| TASK STATEMENT |
Find each line holding the word "Candidate" and give the number of such lines, nothing else.

#### EXTRACTED ENTRIES

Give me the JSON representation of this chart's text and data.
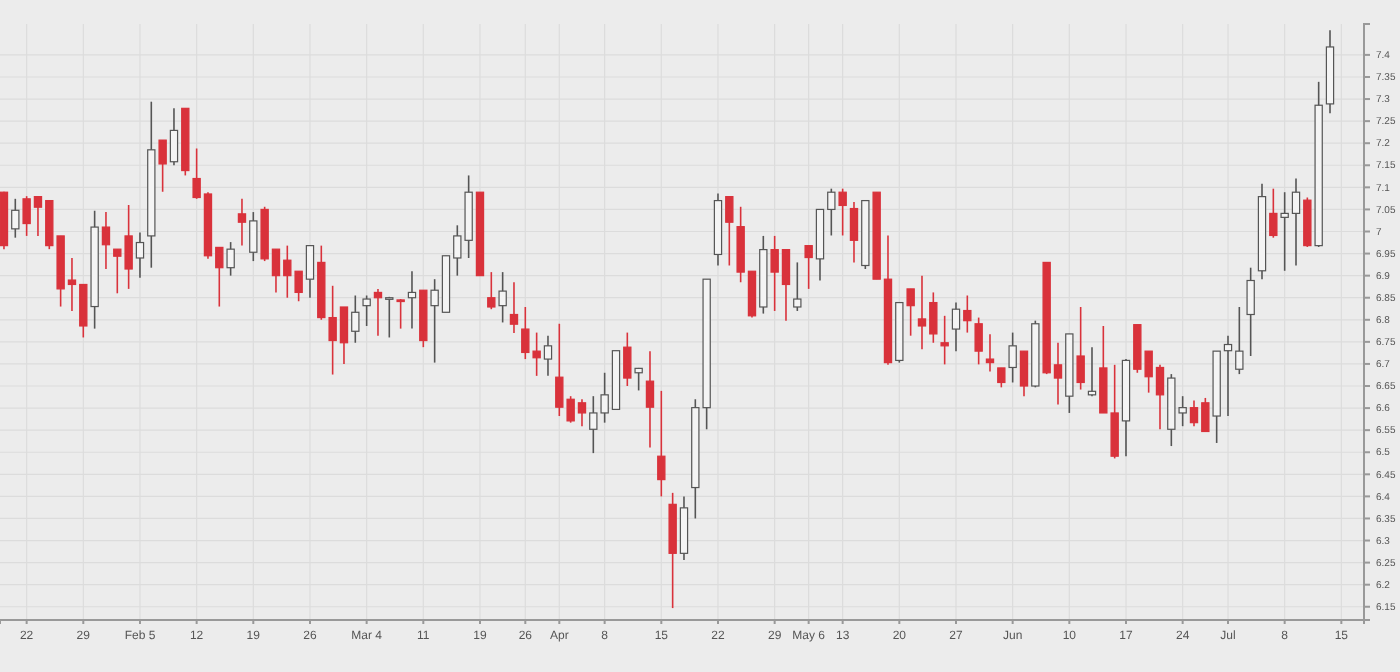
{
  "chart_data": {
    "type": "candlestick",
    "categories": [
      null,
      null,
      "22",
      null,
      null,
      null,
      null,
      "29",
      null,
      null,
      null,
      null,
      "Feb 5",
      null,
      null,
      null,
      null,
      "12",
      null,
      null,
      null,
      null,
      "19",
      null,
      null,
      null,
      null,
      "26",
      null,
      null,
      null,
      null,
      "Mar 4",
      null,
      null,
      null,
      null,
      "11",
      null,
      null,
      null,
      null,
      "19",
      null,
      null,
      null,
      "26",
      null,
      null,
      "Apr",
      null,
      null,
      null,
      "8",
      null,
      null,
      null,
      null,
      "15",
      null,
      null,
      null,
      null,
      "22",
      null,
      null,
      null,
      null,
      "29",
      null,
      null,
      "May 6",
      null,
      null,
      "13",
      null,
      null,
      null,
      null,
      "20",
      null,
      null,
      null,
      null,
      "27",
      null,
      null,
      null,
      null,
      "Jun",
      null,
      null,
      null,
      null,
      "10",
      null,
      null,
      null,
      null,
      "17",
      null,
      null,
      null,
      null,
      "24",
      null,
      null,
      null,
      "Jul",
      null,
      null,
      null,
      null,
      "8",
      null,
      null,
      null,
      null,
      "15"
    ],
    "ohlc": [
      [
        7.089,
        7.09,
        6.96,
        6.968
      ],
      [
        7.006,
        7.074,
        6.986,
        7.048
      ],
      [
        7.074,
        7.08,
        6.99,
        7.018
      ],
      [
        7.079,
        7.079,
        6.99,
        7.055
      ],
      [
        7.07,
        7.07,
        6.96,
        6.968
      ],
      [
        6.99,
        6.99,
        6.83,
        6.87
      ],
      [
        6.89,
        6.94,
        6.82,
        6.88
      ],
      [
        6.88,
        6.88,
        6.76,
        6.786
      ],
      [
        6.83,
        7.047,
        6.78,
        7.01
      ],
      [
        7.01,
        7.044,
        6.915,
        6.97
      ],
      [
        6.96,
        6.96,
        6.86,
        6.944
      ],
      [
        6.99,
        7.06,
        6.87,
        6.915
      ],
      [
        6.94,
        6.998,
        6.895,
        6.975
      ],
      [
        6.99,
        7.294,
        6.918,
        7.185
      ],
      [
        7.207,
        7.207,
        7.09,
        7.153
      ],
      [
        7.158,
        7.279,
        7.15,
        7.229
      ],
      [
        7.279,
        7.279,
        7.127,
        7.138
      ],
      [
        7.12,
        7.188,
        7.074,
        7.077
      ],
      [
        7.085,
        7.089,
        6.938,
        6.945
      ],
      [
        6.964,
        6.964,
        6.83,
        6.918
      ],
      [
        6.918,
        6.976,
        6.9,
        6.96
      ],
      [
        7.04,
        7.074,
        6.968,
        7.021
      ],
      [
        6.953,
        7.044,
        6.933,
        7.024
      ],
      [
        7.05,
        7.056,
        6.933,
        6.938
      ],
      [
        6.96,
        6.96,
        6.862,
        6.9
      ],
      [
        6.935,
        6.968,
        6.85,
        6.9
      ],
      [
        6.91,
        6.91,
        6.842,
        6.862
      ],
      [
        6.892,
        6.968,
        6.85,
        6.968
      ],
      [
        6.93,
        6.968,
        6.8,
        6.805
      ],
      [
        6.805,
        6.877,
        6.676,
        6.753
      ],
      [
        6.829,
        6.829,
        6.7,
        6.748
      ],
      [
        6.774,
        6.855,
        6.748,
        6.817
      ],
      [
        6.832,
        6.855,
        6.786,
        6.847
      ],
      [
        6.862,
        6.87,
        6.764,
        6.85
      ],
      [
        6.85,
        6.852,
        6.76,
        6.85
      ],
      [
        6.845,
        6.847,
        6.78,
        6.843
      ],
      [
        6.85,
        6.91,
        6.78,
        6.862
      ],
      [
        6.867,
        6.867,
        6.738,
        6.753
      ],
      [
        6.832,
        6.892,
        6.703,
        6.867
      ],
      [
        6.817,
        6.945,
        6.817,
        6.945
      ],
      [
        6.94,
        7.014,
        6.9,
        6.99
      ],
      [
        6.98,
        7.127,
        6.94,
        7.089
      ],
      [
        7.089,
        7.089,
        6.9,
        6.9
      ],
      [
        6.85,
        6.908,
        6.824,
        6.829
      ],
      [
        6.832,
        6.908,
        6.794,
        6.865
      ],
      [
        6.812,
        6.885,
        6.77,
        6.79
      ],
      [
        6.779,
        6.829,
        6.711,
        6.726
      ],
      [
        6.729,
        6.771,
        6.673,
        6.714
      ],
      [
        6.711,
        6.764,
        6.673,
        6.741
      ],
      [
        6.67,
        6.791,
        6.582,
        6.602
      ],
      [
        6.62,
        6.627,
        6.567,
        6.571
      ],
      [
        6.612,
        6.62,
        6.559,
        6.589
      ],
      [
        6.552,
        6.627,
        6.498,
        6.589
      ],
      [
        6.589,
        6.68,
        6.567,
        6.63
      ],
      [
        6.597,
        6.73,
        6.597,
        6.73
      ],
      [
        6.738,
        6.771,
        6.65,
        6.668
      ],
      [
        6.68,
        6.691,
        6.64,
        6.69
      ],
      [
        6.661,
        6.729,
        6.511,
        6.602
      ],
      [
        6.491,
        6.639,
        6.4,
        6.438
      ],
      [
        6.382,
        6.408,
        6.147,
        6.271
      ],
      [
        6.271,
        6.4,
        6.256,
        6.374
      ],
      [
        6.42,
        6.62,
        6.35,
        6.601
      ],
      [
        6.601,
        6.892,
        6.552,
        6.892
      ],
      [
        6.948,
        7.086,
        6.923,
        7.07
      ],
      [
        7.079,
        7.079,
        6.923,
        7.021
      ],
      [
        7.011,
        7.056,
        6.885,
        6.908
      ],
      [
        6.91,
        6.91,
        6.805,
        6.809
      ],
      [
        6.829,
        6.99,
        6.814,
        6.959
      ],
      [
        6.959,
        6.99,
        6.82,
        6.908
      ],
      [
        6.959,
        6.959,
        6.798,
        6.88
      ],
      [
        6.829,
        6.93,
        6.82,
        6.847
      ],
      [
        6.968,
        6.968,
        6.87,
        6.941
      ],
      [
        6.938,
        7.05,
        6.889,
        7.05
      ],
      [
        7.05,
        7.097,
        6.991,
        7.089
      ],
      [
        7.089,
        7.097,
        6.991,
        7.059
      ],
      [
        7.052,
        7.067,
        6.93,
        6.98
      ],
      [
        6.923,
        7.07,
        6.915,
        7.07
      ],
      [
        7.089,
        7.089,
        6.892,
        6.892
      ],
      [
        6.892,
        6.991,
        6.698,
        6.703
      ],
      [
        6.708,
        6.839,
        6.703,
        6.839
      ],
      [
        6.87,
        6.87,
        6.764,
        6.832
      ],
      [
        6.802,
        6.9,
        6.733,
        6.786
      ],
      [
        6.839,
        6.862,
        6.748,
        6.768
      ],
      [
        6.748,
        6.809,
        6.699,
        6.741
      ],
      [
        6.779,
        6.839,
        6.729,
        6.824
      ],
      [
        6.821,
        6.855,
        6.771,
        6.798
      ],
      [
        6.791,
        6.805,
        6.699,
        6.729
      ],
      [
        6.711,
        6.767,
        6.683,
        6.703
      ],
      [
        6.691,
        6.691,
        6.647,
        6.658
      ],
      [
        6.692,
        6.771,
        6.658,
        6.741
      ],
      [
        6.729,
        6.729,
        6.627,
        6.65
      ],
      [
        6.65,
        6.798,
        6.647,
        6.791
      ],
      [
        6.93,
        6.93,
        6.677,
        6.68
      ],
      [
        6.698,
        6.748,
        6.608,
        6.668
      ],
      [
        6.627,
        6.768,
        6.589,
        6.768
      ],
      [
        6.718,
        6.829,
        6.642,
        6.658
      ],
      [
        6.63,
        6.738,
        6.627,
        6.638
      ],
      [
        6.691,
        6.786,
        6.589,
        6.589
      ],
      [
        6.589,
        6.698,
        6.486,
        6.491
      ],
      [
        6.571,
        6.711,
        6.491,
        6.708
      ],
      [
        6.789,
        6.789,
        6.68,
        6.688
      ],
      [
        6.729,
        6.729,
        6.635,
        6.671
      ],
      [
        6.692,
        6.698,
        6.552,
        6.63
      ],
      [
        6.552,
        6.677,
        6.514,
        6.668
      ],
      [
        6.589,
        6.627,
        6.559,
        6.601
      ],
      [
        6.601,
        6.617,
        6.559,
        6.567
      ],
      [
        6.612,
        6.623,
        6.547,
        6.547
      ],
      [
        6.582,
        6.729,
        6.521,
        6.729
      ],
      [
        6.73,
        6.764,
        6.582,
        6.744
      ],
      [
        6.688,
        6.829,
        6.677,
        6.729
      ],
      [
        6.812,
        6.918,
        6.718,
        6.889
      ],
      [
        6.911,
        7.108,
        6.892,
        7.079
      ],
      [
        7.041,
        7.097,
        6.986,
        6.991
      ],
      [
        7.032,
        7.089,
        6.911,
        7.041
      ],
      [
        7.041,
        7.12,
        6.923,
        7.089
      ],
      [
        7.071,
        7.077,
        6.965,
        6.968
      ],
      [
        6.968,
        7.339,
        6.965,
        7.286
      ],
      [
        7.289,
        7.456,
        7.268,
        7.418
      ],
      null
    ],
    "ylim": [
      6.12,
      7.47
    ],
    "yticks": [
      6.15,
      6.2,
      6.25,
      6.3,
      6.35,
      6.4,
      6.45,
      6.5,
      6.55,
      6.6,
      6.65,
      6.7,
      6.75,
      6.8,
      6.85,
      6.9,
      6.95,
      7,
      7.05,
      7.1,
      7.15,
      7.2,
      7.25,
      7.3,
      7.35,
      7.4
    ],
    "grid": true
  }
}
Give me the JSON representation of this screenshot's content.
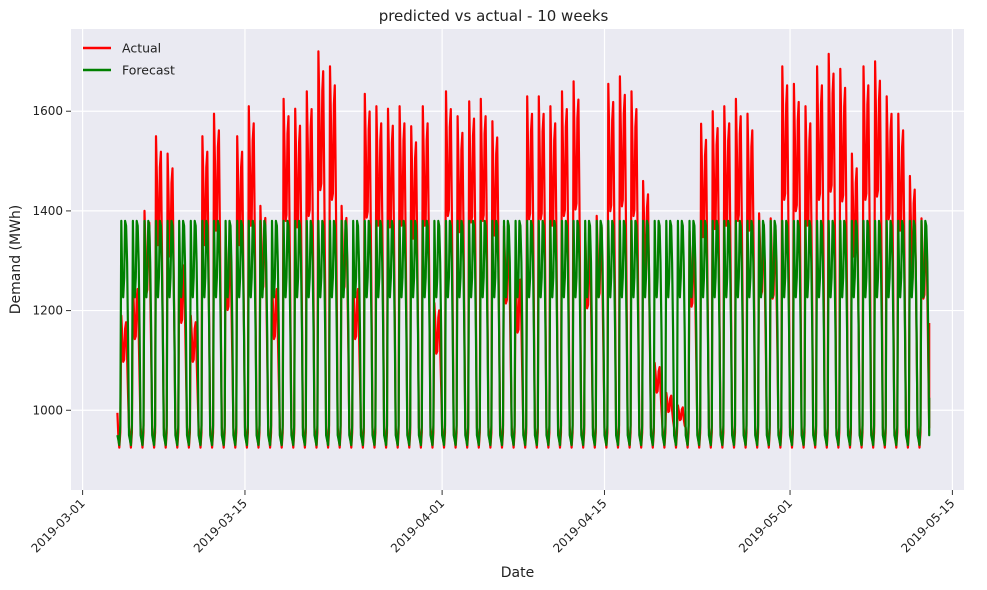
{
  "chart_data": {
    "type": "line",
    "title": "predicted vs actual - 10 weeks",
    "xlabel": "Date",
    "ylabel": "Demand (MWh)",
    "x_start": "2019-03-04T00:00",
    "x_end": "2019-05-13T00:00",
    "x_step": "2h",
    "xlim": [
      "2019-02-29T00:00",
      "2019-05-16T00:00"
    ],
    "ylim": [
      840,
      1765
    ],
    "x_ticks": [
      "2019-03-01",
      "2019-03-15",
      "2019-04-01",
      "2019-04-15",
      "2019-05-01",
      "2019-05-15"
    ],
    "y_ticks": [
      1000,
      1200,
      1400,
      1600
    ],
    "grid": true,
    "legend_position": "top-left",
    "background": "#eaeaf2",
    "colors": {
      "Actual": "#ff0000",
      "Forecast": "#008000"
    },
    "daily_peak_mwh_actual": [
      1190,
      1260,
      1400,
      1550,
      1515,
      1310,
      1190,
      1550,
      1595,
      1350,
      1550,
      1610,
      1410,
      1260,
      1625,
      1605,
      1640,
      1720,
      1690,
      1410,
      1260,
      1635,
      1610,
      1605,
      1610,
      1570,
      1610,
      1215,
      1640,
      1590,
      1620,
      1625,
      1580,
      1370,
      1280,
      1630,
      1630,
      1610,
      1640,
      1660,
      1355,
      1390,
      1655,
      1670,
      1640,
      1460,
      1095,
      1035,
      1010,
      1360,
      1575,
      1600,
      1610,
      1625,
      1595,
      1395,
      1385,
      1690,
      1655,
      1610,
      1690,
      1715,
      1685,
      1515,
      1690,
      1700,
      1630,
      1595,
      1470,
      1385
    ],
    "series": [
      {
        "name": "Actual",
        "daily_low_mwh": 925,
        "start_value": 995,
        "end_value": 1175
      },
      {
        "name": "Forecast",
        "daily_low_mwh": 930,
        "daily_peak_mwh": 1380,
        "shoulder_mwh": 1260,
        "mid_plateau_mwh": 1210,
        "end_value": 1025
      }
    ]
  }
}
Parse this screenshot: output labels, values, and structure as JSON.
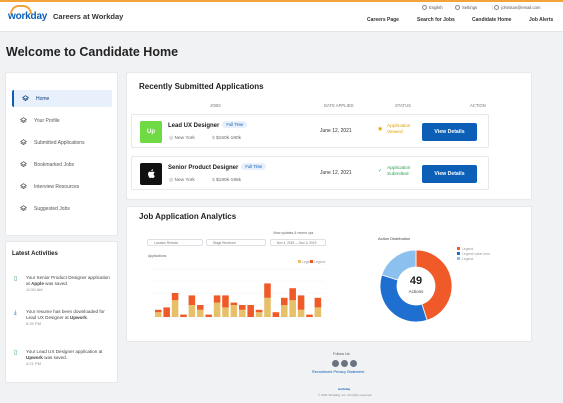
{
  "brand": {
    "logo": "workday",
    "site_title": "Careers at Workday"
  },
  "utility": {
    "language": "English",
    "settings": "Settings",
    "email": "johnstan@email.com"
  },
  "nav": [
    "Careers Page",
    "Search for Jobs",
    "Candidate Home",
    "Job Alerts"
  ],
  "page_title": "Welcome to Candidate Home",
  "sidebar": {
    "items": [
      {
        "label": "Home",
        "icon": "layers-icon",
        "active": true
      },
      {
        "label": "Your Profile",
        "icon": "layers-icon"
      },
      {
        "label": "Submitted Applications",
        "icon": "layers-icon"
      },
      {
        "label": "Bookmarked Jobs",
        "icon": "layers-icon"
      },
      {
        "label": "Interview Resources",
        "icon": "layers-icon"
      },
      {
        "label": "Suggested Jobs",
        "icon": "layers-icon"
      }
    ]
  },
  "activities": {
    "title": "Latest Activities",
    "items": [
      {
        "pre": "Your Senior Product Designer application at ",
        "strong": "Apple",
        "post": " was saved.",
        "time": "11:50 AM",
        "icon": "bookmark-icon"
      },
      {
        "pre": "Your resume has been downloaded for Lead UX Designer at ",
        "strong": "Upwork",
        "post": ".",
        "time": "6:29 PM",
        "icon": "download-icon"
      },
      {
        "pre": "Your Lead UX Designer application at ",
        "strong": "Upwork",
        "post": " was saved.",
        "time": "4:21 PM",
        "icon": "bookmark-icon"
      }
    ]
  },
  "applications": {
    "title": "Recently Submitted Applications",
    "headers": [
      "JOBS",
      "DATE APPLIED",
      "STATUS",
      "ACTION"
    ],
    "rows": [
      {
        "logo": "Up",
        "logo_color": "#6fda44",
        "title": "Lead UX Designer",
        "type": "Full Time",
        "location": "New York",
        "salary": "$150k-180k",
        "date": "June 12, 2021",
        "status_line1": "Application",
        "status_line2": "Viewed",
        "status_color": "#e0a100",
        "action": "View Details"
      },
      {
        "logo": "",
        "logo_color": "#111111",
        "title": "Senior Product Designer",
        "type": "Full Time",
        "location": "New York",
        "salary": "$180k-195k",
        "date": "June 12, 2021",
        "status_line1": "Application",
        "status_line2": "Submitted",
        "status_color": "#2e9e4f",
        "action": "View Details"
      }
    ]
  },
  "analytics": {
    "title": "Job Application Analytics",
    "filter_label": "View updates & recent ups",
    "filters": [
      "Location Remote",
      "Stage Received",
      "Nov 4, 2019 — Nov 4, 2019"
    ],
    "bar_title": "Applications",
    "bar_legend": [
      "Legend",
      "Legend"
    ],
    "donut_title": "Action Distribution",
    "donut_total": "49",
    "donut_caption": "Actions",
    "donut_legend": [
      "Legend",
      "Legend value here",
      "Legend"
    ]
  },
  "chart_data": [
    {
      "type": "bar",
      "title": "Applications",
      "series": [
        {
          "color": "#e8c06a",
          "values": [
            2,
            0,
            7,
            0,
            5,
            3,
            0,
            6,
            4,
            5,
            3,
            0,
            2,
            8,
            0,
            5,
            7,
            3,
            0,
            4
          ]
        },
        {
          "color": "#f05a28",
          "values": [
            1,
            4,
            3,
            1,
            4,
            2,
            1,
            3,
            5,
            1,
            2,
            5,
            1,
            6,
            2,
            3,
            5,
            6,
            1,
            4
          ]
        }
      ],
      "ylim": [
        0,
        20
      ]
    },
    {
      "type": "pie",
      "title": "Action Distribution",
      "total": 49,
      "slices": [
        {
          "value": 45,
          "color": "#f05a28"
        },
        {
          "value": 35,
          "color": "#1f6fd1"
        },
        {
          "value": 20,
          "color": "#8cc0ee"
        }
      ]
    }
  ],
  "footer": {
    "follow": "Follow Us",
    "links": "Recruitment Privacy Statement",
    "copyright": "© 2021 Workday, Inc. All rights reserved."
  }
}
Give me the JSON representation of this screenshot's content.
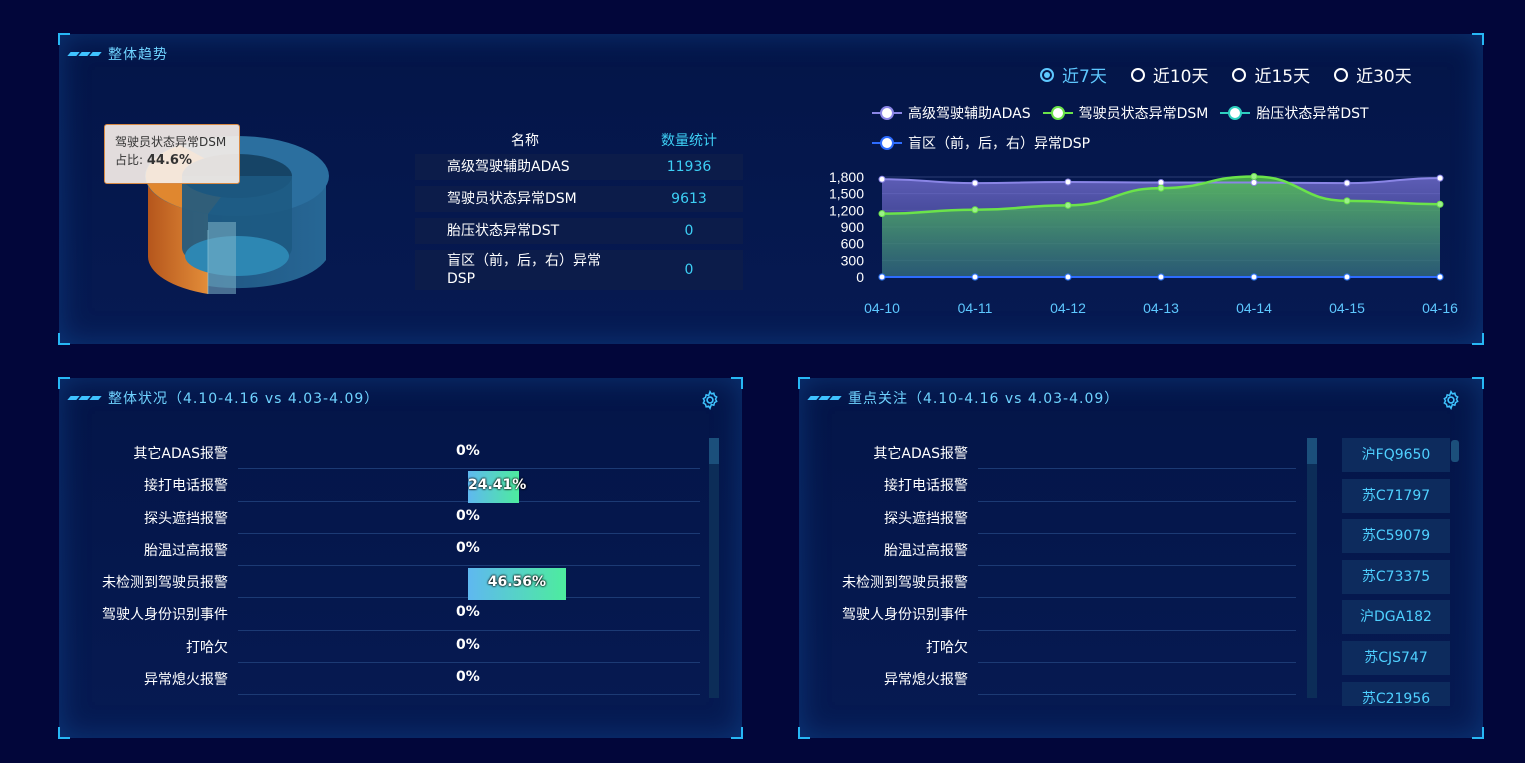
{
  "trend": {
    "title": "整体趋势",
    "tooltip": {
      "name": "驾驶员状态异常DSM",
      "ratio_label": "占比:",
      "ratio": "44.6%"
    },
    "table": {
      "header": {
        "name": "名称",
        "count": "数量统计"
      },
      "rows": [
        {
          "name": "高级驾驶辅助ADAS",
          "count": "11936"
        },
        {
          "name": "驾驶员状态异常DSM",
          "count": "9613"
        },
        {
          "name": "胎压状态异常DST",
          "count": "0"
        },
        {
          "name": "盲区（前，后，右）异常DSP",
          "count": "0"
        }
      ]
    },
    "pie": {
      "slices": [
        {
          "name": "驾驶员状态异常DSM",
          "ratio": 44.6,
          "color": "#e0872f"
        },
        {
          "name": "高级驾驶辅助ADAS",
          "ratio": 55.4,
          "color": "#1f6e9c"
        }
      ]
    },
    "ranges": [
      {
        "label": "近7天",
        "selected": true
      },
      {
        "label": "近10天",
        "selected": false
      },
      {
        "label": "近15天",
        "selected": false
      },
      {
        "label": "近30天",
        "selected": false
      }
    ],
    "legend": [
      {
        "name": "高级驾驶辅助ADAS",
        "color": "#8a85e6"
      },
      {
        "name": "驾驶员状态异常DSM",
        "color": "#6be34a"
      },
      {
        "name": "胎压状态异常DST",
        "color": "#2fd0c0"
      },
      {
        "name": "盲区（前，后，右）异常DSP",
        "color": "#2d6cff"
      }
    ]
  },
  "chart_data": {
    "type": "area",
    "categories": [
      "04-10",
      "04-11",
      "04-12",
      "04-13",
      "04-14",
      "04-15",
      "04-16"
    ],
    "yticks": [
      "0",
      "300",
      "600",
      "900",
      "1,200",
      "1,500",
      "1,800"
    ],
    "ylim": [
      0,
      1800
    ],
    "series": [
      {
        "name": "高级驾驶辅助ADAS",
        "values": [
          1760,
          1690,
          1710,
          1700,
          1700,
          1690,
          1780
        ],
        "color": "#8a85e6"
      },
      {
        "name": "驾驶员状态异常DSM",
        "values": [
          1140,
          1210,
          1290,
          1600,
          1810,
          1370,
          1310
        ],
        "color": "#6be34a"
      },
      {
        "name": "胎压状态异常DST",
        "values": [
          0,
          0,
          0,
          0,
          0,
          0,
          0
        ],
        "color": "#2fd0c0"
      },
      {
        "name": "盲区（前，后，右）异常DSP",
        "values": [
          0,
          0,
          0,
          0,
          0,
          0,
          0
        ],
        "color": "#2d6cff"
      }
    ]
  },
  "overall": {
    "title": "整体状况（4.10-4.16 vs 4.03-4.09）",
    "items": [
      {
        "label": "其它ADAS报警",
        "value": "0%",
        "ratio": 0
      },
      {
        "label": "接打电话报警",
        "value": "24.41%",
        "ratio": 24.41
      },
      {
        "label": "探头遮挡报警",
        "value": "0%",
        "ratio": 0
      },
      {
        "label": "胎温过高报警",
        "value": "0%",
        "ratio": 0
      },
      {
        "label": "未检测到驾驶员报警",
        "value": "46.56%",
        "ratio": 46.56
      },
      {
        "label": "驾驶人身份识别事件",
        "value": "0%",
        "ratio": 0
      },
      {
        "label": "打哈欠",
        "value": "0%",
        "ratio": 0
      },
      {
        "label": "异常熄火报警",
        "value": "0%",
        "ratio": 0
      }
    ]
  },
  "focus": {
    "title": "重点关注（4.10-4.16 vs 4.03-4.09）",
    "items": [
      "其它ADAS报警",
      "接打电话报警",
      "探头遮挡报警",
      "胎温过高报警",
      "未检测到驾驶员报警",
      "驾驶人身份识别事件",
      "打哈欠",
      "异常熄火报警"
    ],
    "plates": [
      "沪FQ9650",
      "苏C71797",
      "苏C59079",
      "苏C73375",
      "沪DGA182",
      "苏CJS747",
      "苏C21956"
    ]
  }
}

########

| OUTPUT FOR THIS TASK |
2